Data records
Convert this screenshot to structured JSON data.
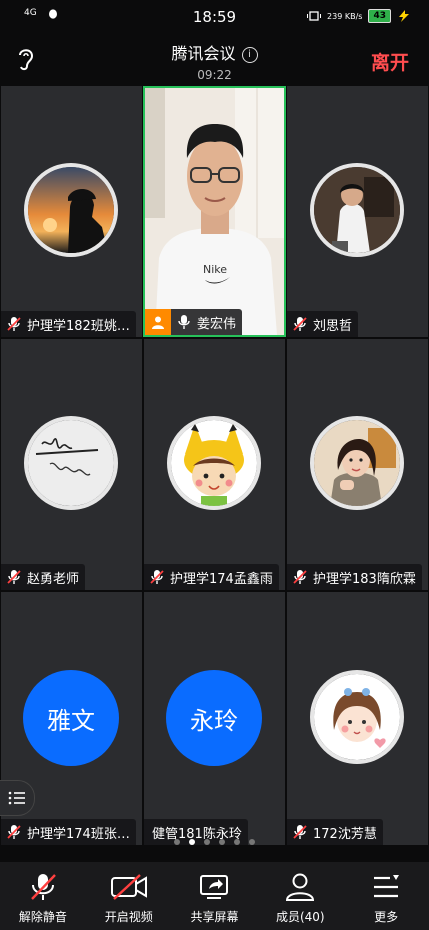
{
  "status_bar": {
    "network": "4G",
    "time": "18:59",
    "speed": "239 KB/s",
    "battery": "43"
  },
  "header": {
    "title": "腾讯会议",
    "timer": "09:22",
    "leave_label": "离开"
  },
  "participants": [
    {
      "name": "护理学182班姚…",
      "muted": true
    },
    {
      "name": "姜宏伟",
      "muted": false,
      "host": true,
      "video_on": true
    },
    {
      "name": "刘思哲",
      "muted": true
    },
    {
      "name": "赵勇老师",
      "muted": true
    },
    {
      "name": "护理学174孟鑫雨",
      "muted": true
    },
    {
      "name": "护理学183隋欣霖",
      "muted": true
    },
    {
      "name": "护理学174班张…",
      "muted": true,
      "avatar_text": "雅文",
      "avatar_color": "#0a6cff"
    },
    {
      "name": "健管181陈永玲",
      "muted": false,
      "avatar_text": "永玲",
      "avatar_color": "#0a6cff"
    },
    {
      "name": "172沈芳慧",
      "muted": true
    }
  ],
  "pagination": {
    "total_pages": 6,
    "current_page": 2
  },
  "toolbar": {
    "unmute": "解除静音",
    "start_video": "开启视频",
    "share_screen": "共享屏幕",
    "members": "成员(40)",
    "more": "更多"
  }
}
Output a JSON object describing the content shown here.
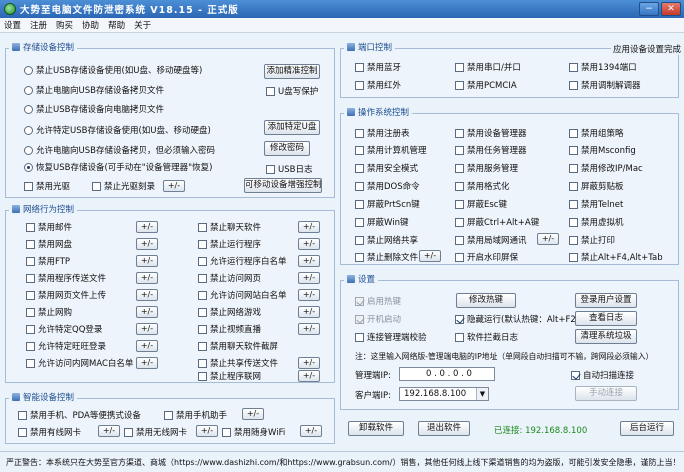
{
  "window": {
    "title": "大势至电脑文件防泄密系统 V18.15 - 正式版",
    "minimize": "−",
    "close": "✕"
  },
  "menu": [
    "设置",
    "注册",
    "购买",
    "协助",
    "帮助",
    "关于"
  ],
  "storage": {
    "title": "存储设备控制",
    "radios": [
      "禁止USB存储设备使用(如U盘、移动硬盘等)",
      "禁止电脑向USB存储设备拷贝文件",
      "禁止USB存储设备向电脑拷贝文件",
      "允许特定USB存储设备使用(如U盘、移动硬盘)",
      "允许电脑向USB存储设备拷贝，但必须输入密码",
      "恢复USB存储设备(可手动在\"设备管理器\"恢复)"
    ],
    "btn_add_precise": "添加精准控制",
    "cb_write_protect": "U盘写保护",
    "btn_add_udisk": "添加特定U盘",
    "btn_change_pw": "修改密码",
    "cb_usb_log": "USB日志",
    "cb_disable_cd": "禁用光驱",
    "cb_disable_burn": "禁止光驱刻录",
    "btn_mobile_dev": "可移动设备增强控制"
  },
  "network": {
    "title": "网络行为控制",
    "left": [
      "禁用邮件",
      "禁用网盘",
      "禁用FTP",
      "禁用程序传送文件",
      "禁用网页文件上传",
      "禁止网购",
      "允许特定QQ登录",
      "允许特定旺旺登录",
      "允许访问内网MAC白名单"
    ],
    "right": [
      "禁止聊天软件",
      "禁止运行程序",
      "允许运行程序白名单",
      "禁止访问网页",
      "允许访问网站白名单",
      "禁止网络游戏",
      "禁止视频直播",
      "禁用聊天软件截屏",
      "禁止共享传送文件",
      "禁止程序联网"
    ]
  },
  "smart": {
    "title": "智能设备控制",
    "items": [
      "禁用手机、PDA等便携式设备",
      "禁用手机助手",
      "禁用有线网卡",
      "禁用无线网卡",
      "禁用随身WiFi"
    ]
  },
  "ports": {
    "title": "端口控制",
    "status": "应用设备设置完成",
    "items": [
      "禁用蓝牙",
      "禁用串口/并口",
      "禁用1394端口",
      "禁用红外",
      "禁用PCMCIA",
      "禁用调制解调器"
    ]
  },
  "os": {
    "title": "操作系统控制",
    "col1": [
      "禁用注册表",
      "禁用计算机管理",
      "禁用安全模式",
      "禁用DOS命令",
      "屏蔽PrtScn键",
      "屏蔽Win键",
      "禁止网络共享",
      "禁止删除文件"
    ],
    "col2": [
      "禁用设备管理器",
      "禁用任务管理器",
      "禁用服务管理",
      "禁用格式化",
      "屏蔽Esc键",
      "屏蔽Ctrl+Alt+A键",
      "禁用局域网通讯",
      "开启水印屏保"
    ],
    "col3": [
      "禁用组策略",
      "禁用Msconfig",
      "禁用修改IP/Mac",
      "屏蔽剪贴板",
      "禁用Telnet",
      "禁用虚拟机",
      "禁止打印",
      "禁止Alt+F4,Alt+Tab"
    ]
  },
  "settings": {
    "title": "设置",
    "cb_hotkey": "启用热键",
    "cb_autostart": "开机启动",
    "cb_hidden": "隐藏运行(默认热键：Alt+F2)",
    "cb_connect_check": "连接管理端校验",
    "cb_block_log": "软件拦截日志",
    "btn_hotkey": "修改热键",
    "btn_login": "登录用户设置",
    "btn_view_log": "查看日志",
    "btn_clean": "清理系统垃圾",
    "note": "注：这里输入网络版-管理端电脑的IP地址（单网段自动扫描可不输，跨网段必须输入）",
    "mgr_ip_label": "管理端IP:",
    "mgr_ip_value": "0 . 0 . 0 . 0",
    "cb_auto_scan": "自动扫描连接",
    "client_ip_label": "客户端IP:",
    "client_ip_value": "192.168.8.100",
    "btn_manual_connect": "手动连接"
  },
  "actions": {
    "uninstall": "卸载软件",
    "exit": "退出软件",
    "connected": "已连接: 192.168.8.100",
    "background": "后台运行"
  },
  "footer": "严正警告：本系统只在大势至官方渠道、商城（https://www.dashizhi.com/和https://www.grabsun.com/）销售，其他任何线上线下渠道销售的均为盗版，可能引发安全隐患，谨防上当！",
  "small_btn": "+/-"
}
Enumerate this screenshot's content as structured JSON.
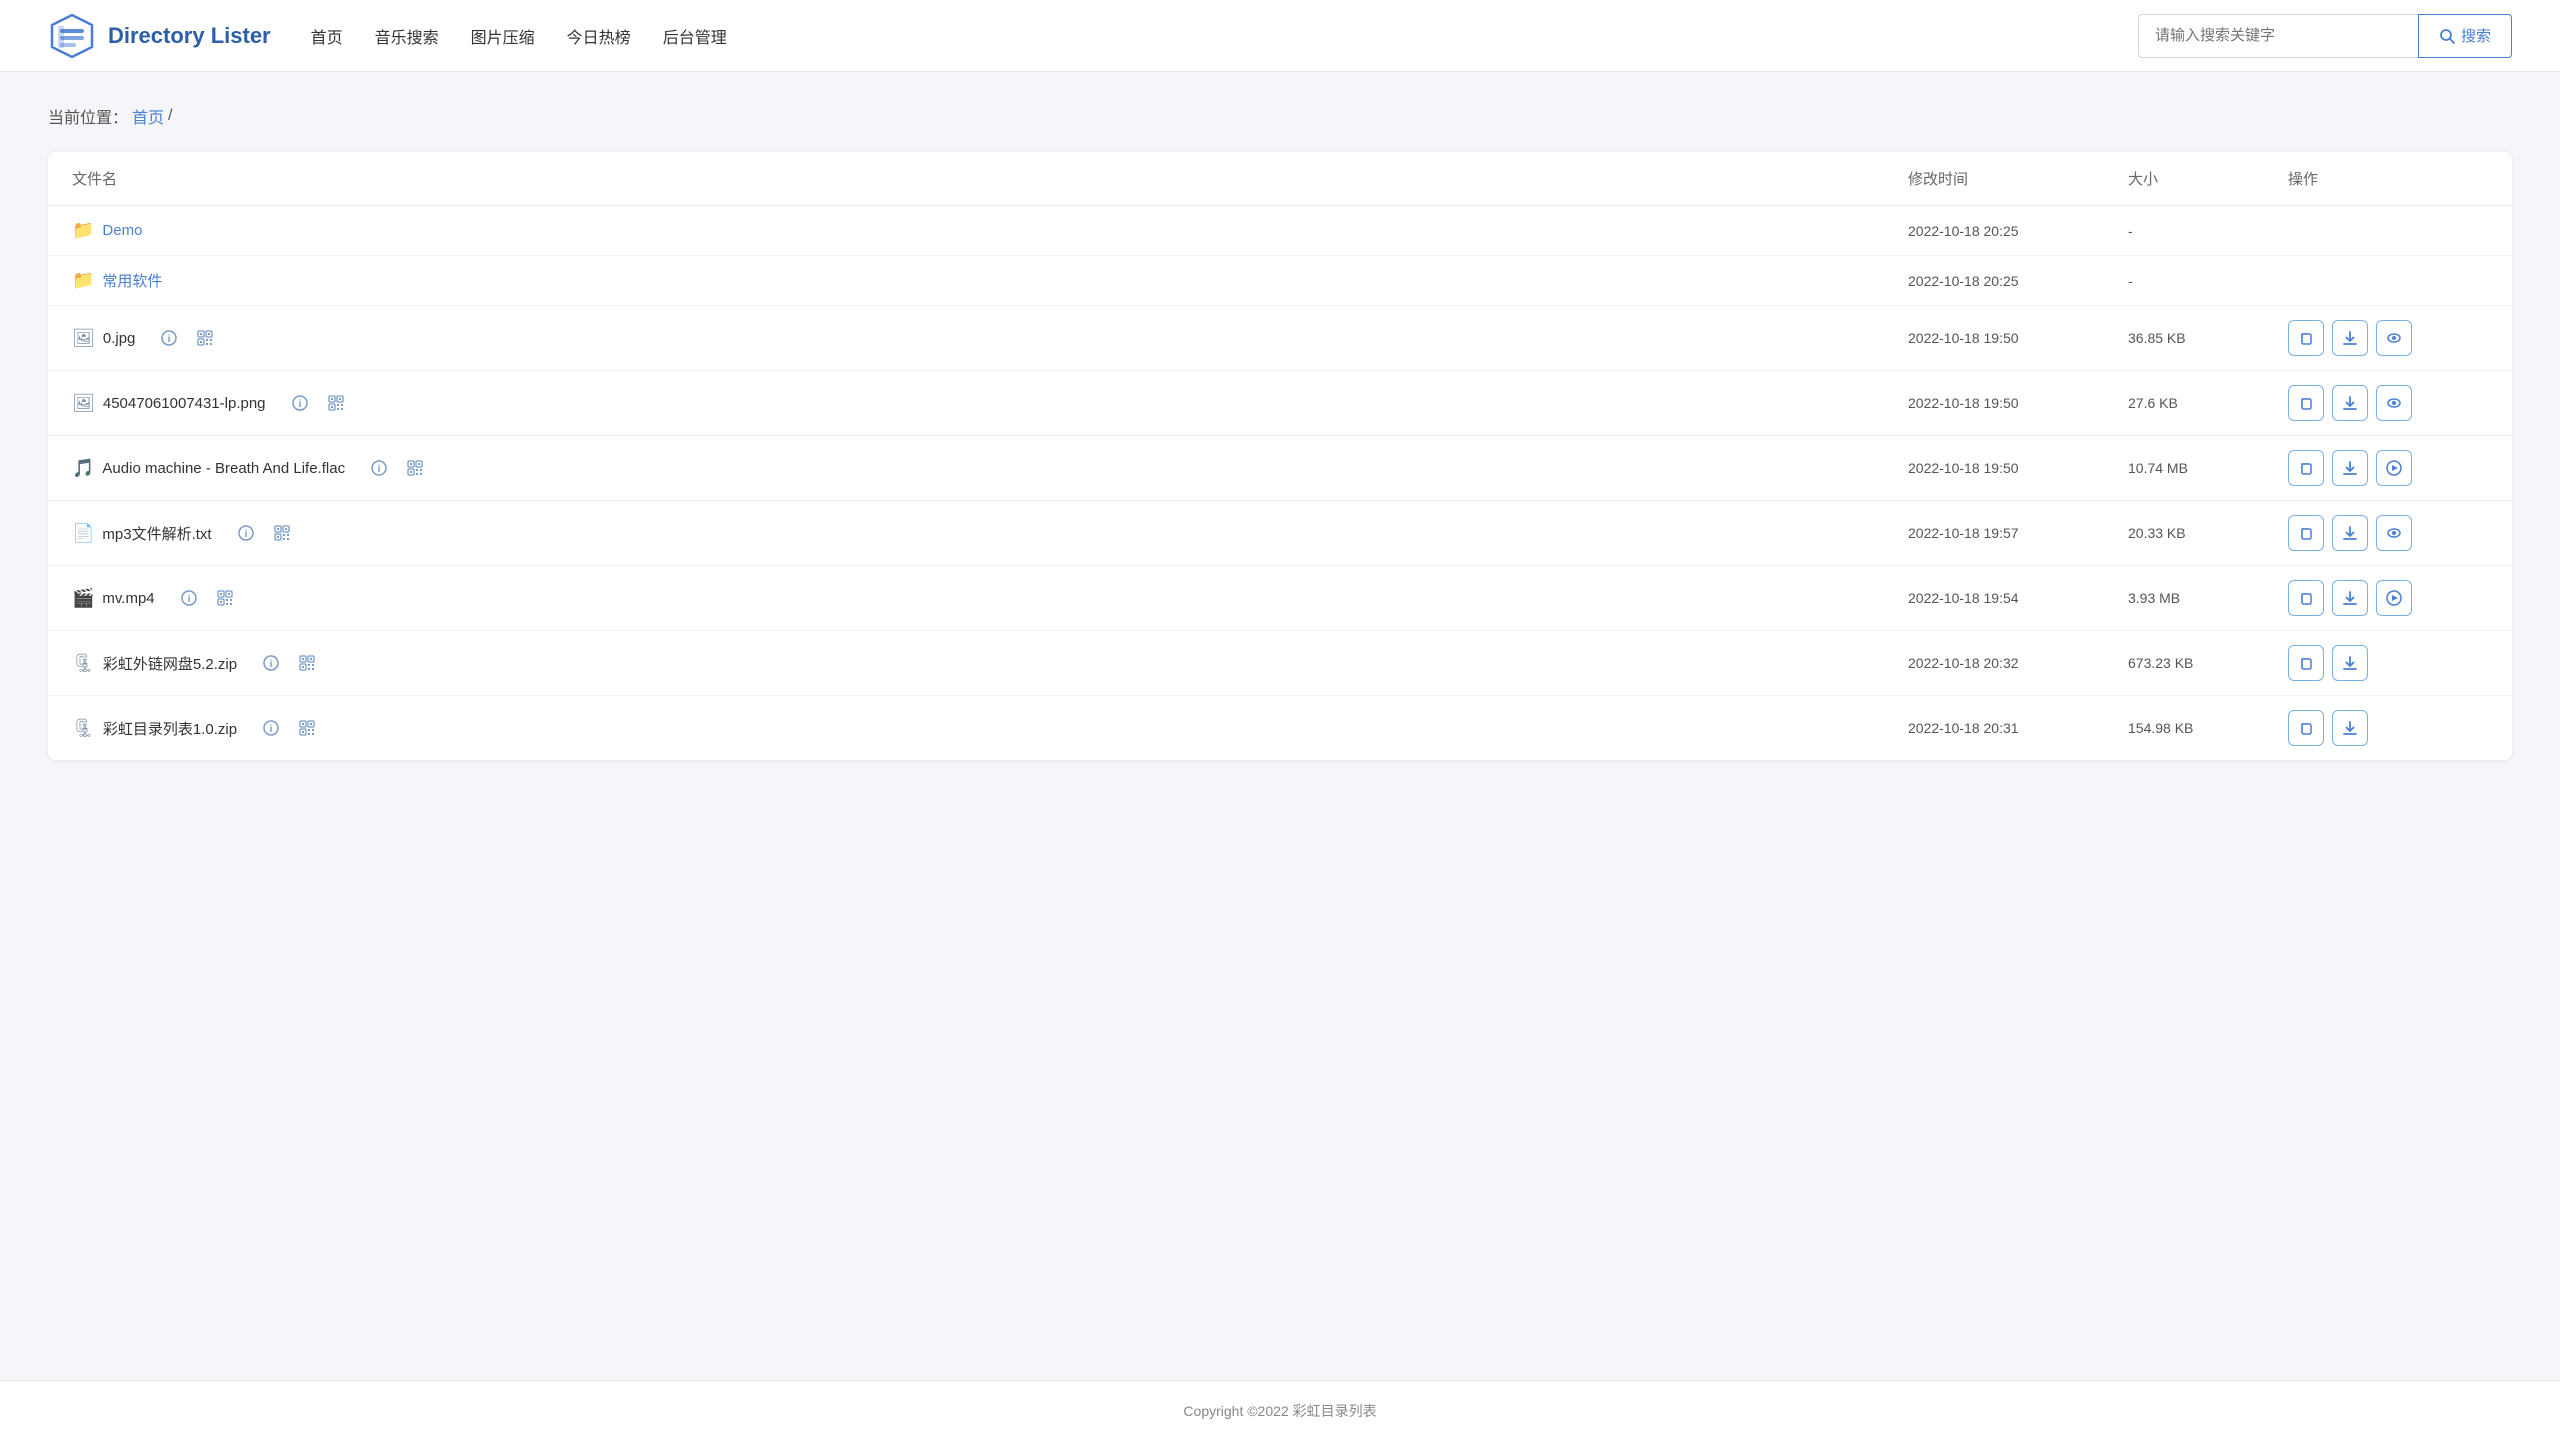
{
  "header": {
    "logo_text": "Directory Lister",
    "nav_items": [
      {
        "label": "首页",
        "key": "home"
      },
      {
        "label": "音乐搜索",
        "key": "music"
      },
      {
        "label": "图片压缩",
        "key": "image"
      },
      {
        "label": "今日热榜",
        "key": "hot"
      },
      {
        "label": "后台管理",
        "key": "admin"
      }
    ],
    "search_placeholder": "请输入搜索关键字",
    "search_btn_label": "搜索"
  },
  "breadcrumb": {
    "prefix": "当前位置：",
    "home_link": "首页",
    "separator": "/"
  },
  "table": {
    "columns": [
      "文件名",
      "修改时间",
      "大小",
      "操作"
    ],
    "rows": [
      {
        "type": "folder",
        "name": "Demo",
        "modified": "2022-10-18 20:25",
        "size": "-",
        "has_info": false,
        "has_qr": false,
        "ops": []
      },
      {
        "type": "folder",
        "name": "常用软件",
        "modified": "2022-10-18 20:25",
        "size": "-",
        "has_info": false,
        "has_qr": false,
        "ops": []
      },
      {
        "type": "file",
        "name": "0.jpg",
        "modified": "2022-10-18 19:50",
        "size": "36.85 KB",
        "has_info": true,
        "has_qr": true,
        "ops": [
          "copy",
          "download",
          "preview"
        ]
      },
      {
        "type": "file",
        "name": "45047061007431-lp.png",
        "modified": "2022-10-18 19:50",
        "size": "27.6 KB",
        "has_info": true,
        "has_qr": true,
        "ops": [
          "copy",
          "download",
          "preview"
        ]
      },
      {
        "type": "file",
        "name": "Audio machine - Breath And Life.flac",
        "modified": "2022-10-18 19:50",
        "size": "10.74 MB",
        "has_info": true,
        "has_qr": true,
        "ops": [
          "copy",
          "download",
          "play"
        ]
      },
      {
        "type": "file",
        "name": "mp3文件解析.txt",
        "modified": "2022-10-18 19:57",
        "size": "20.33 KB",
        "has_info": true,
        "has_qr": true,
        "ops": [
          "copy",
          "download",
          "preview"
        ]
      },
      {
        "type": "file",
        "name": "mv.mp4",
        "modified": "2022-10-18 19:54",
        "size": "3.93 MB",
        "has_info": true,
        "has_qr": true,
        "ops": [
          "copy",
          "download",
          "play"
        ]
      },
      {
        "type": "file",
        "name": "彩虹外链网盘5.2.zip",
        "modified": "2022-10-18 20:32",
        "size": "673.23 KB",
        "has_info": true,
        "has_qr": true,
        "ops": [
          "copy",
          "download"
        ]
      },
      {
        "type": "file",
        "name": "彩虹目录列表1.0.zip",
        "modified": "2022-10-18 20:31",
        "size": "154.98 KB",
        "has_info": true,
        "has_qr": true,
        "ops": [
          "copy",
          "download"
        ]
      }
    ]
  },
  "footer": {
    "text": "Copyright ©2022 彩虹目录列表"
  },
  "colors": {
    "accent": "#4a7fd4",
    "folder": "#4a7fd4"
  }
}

**WHAT TO WORK ON:**
Report the number of lines holding the string "size", without any other words.

**EXERCISE OUTPUT:**
9